The request:
Gather all lines in the entries that include the word "Coal".

Provided material:
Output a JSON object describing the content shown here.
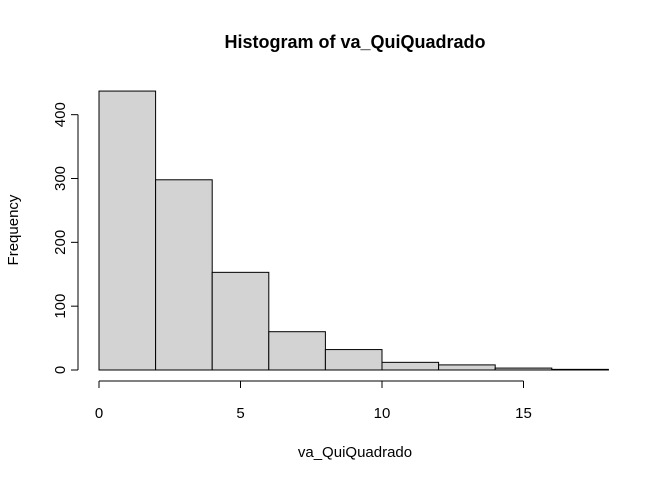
{
  "chart_data": {
    "type": "bar",
    "title": "Histogram of va_QuiQuadrado",
    "xlabel": "va_QuiQuadrado",
    "ylabel": "Frequency",
    "bins": [
      {
        "start": 0,
        "end": 2,
        "count": 437
      },
      {
        "start": 2,
        "end": 4,
        "count": 298
      },
      {
        "start": 4,
        "end": 6,
        "count": 153
      },
      {
        "start": 6,
        "end": 8,
        "count": 60
      },
      {
        "start": 8,
        "end": 10,
        "count": 32
      },
      {
        "start": 10,
        "end": 12,
        "count": 12
      },
      {
        "start": 12,
        "end": 14,
        "count": 8
      },
      {
        "start": 14,
        "end": 16,
        "count": 3
      },
      {
        "start": 16,
        "end": 18,
        "count": 1
      }
    ],
    "xticks": [
      "0",
      "5",
      "10",
      "15"
    ],
    "yticks": [
      "0",
      "100",
      "200",
      "300",
      "400"
    ],
    "xlim": [
      0,
      18
    ],
    "ylim": [
      0,
      400
    ],
    "grid": false,
    "bar_fill": "#d3d3d3",
    "bar_stroke": "#000000"
  }
}
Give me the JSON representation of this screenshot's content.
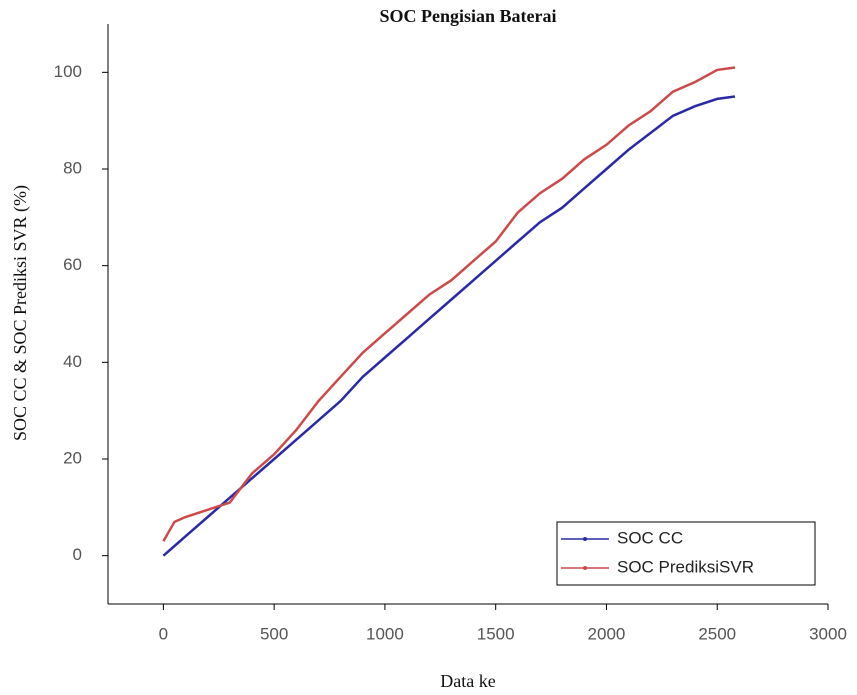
{
  "chart_data": {
    "type": "line",
    "title": "SOC Pengisian Baterai",
    "x_label": "Data ke",
    "y_label": "SOC CC & SOC Prediksi  SVR (%)",
    "x": [
      0,
      50,
      100,
      200,
      300,
      400,
      500,
      600,
      700,
      800,
      900,
      1000,
      1100,
      1200,
      1300,
      1400,
      1500,
      1600,
      1700,
      1800,
      1900,
      2000,
      2100,
      2200,
      2300,
      2400,
      2500,
      2580
    ],
    "series": [
      {
        "name": "SOC CC",
        "color": "#2a2aa8",
        "values": [
          0,
          2,
          4,
          8,
          12,
          16,
          20,
          24,
          28,
          32,
          37,
          41,
          45,
          49,
          53,
          57,
          61,
          65,
          69,
          72,
          76,
          80,
          84,
          87.5,
          91,
          93,
          94.5,
          95
        ]
      },
      {
        "name": "SOC PrediksiSVR",
        "color": "#cc4a4a",
        "values": [
          3,
          7,
          8,
          9.5,
          11,
          17,
          21,
          26,
          32,
          37,
          42,
          46,
          50,
          54,
          57,
          61,
          65,
          71,
          75,
          78,
          82,
          85,
          89,
          92,
          96,
          98,
          100.5,
          101
        ]
      }
    ],
    "xlim": [
      -250,
      3000
    ],
    "xticks": [
      0,
      500,
      1000,
      1500,
      2000,
      2500,
      3000
    ],
    "ylim": [
      -10,
      110
    ],
    "yticks": [
      0,
      20,
      40,
      60,
      80,
      100
    ],
    "grid": false,
    "legend": "lower right"
  }
}
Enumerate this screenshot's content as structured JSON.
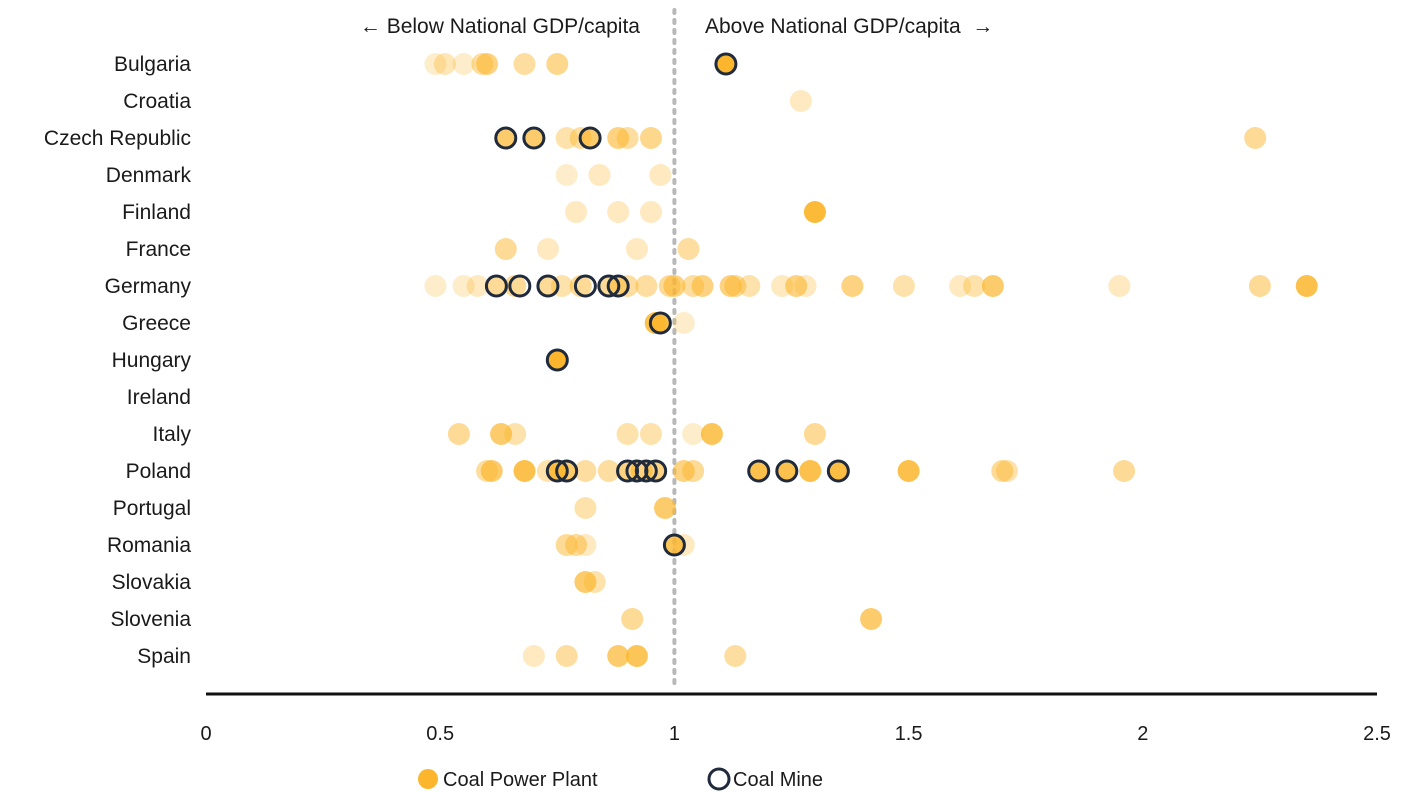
{
  "chart_data": {
    "type": "scatter",
    "title": "",
    "xlabel": "",
    "ylabel": "",
    "xlim": [
      0,
      2.5
    ],
    "x_ticks": [
      "0",
      "0.5",
      "1",
      "1.5",
      "2",
      "2.5"
    ],
    "reference_line_x": 1,
    "annotations": {
      "left": "← Below National GDP/capita",
      "right": "Above National GDP/capita  →"
    },
    "colors": {
      "plant": "#fbb62d",
      "mine_stroke": "#1f2a3c",
      "reference_line": "#b8b8b8",
      "axis": "#111111"
    },
    "legend": {
      "position": "bottom",
      "plant": "Coal Power Plant",
      "mine": "Coal Mine"
    },
    "categories": [
      "Bulgaria",
      "Croatia",
      "Czech Republic",
      "Denmark",
      "Finland",
      "France",
      "Germany",
      "Greece",
      "Hungary",
      "Ireland",
      "Italy",
      "Poland",
      "Portugal",
      "Romania",
      "Slovakia",
      "Slovenia",
      "Spain"
    ],
    "series": [
      {
        "kind": "plant",
        "points": [
          {
            "country": "Bulgaria",
            "x": 0.49,
            "opacity": 0.25
          },
          {
            "country": "Bulgaria",
            "x": 0.51,
            "opacity": 0.35
          },
          {
            "country": "Bulgaria",
            "x": 0.55,
            "opacity": 0.25
          },
          {
            "country": "Bulgaria",
            "x": 0.59,
            "opacity": 0.45
          },
          {
            "country": "Bulgaria",
            "x": 0.6,
            "opacity": 0.6
          },
          {
            "country": "Bulgaria",
            "x": 0.68,
            "opacity": 0.45
          },
          {
            "country": "Bulgaria",
            "x": 0.75,
            "opacity": 0.55
          },
          {
            "country": "Bulgaria",
            "x": 1.11,
            "opacity": 1
          },
          {
            "country": "Croatia",
            "x": 1.27,
            "opacity": 0.3
          },
          {
            "country": "Czech Republic",
            "x": 0.64,
            "opacity": 0.7
          },
          {
            "country": "Czech Republic",
            "x": 0.7,
            "opacity": 0.7
          },
          {
            "country": "Czech Republic",
            "x": 0.77,
            "opacity": 0.4
          },
          {
            "country": "Czech Republic",
            "x": 0.8,
            "opacity": 0.45
          },
          {
            "country": "Czech Republic",
            "x": 0.82,
            "opacity": 0.7
          },
          {
            "country": "Czech Republic",
            "x": 0.88,
            "opacity": 0.6
          },
          {
            "country": "Czech Republic",
            "x": 0.9,
            "opacity": 0.45
          },
          {
            "country": "Czech Republic",
            "x": 0.95,
            "opacity": 0.55
          },
          {
            "country": "Czech Republic",
            "x": 2.24,
            "opacity": 0.5
          },
          {
            "country": "Denmark",
            "x": 0.77,
            "opacity": 0.25
          },
          {
            "country": "Denmark",
            "x": 0.84,
            "opacity": 0.3
          },
          {
            "country": "Denmark",
            "x": 0.97,
            "opacity": 0.3
          },
          {
            "country": "Finland",
            "x": 0.79,
            "opacity": 0.3
          },
          {
            "country": "Finland",
            "x": 0.88,
            "opacity": 0.3
          },
          {
            "country": "Finland",
            "x": 0.95,
            "opacity": 0.3
          },
          {
            "country": "Finland",
            "x": 1.3,
            "opacity": 0.95
          },
          {
            "country": "France",
            "x": 0.64,
            "opacity": 0.5
          },
          {
            "country": "France",
            "x": 0.73,
            "opacity": 0.3
          },
          {
            "country": "France",
            "x": 0.92,
            "opacity": 0.3
          },
          {
            "country": "France",
            "x": 1.03,
            "opacity": 0.45
          },
          {
            "country": "Germany",
            "x": 0.49,
            "opacity": 0.25
          },
          {
            "country": "Germany",
            "x": 0.55,
            "opacity": 0.25
          },
          {
            "country": "Germany",
            "x": 0.58,
            "opacity": 0.3
          },
          {
            "country": "Germany",
            "x": 0.62,
            "opacity": 0.5
          },
          {
            "country": "Germany",
            "x": 0.66,
            "opacity": 0.5
          },
          {
            "country": "Germany",
            "x": 0.73,
            "opacity": 0.5
          },
          {
            "country": "Germany",
            "x": 0.76,
            "opacity": 0.4
          },
          {
            "country": "Germany",
            "x": 0.8,
            "opacity": 0.5
          },
          {
            "country": "Germany",
            "x": 0.86,
            "opacity": 0.5
          },
          {
            "country": "Germany",
            "x": 0.88,
            "opacity": 0.5
          },
          {
            "country": "Germany",
            "x": 0.9,
            "opacity": 0.45
          },
          {
            "country": "Germany",
            "x": 0.94,
            "opacity": 0.45
          },
          {
            "country": "Germany",
            "x": 0.99,
            "opacity": 0.5
          },
          {
            "country": "Germany",
            "x": 1.0,
            "opacity": 0.6
          },
          {
            "country": "Germany",
            "x": 1.04,
            "opacity": 0.45
          },
          {
            "country": "Germany",
            "x": 1.06,
            "opacity": 0.6
          },
          {
            "country": "Germany",
            "x": 1.12,
            "opacity": 0.6
          },
          {
            "country": "Germany",
            "x": 1.13,
            "opacity": 0.5
          },
          {
            "country": "Germany",
            "x": 1.16,
            "opacity": 0.4
          },
          {
            "country": "Germany",
            "x": 1.23,
            "opacity": 0.3
          },
          {
            "country": "Germany",
            "x": 1.26,
            "opacity": 0.6
          },
          {
            "country": "Germany",
            "x": 1.28,
            "opacity": 0.3
          },
          {
            "country": "Germany",
            "x": 1.38,
            "opacity": 0.6
          },
          {
            "country": "Germany",
            "x": 1.49,
            "opacity": 0.4
          },
          {
            "country": "Germany",
            "x": 1.61,
            "opacity": 0.3
          },
          {
            "country": "Germany",
            "x": 1.64,
            "opacity": 0.4
          },
          {
            "country": "Germany",
            "x": 1.68,
            "opacity": 0.7
          },
          {
            "country": "Germany",
            "x": 1.95,
            "opacity": 0.3
          },
          {
            "country": "Germany",
            "x": 2.25,
            "opacity": 0.5
          },
          {
            "country": "Germany",
            "x": 2.35,
            "opacity": 0.85
          },
          {
            "country": "Greece",
            "x": 0.96,
            "opacity": 0.85
          },
          {
            "country": "Greece",
            "x": 0.97,
            "opacity": 0.85
          },
          {
            "country": "Greece",
            "x": 1.02,
            "opacity": 0.25
          },
          {
            "country": "Hungary",
            "x": 0.75,
            "opacity": 1
          },
          {
            "country": "Italy",
            "x": 0.54,
            "opacity": 0.5
          },
          {
            "country": "Italy",
            "x": 0.63,
            "opacity": 0.7
          },
          {
            "country": "Italy",
            "x": 0.66,
            "opacity": 0.4
          },
          {
            "country": "Italy",
            "x": 0.9,
            "opacity": 0.4
          },
          {
            "country": "Italy",
            "x": 0.95,
            "opacity": 0.4
          },
          {
            "country": "Italy",
            "x": 1.04,
            "opacity": 0.25
          },
          {
            "country": "Italy",
            "x": 1.08,
            "opacity": 0.8
          },
          {
            "country": "Italy",
            "x": 1.3,
            "opacity": 0.5
          },
          {
            "country": "Poland",
            "x": 0.6,
            "opacity": 0.45
          },
          {
            "country": "Poland",
            "x": 0.61,
            "opacity": 0.7
          },
          {
            "country": "Poland",
            "x": 0.68,
            "opacity": 0.85
          },
          {
            "country": "Poland",
            "x": 0.73,
            "opacity": 0.4
          },
          {
            "country": "Poland",
            "x": 0.75,
            "opacity": 0.85
          },
          {
            "country": "Poland",
            "x": 0.77,
            "opacity": 0.7
          },
          {
            "country": "Poland",
            "x": 0.81,
            "opacity": 0.45
          },
          {
            "country": "Poland",
            "x": 0.86,
            "opacity": 0.45
          },
          {
            "country": "Poland",
            "x": 0.9,
            "opacity": 0.6
          },
          {
            "country": "Poland",
            "x": 0.93,
            "opacity": 0.6
          },
          {
            "country": "Poland",
            "x": 0.96,
            "opacity": 0.6
          },
          {
            "country": "Poland",
            "x": 1.02,
            "opacity": 0.6
          },
          {
            "country": "Poland",
            "x": 1.04,
            "opacity": 0.5
          },
          {
            "country": "Poland",
            "x": 1.18,
            "opacity": 0.85
          },
          {
            "country": "Poland",
            "x": 1.24,
            "opacity": 0.85
          },
          {
            "country": "Poland",
            "x": 1.29,
            "opacity": 0.85
          },
          {
            "country": "Poland",
            "x": 1.35,
            "opacity": 0.9
          },
          {
            "country": "Poland",
            "x": 1.5,
            "opacity": 0.85
          },
          {
            "country": "Poland",
            "x": 1.7,
            "opacity": 0.5
          },
          {
            "country": "Poland",
            "x": 1.71,
            "opacity": 0.4
          },
          {
            "country": "Poland",
            "x": 1.96,
            "opacity": 0.5
          },
          {
            "country": "Portugal",
            "x": 0.81,
            "opacity": 0.4
          },
          {
            "country": "Portugal",
            "x": 0.98,
            "opacity": 0.7
          },
          {
            "country": "Romania",
            "x": 0.77,
            "opacity": 0.5
          },
          {
            "country": "Romania",
            "x": 0.79,
            "opacity": 0.5
          },
          {
            "country": "Romania",
            "x": 0.81,
            "opacity": 0.3
          },
          {
            "country": "Romania",
            "x": 1.0,
            "opacity": 0.8
          },
          {
            "country": "Romania",
            "x": 1.02,
            "opacity": 0.3
          },
          {
            "country": "Slovakia",
            "x": 0.81,
            "opacity": 0.7
          },
          {
            "country": "Slovakia",
            "x": 0.83,
            "opacity": 0.4
          },
          {
            "country": "Slovenia",
            "x": 0.91,
            "opacity": 0.5
          },
          {
            "country": "Slovenia",
            "x": 1.42,
            "opacity": 0.7
          },
          {
            "country": "Spain",
            "x": 0.7,
            "opacity": 0.3
          },
          {
            "country": "Spain",
            "x": 0.77,
            "opacity": 0.45
          },
          {
            "country": "Spain",
            "x": 0.88,
            "opacity": 0.7
          },
          {
            "country": "Spain",
            "x": 0.92,
            "opacity": 0.8
          },
          {
            "country": "Spain",
            "x": 1.13,
            "opacity": 0.45
          }
        ]
      },
      {
        "kind": "mine",
        "points": [
          {
            "country": "Bulgaria",
            "x": 1.11
          },
          {
            "country": "Czech Republic",
            "x": 0.64
          },
          {
            "country": "Czech Republic",
            "x": 0.7
          },
          {
            "country": "Czech Republic",
            "x": 0.82
          },
          {
            "country": "Germany",
            "x": 0.62
          },
          {
            "country": "Germany",
            "x": 0.67
          },
          {
            "country": "Germany",
            "x": 0.73
          },
          {
            "country": "Germany",
            "x": 0.81
          },
          {
            "country": "Germany",
            "x": 0.86
          },
          {
            "country": "Germany",
            "x": 0.88
          },
          {
            "country": "Greece",
            "x": 0.97
          },
          {
            "country": "Hungary",
            "x": 0.75
          },
          {
            "country": "Poland",
            "x": 0.75
          },
          {
            "country": "Poland",
            "x": 0.77
          },
          {
            "country": "Poland",
            "x": 0.9
          },
          {
            "country": "Poland",
            "x": 0.92
          },
          {
            "country": "Poland",
            "x": 0.94
          },
          {
            "country": "Poland",
            "x": 0.96
          },
          {
            "country": "Poland",
            "x": 1.18
          },
          {
            "country": "Poland",
            "x": 1.24
          },
          {
            "country": "Poland",
            "x": 1.35
          },
          {
            "country": "Romania",
            "x": 1.0
          }
        ]
      }
    ]
  }
}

Task solution:
      "plant": "Coal Power Plant",
      "mine": "Coal Mine"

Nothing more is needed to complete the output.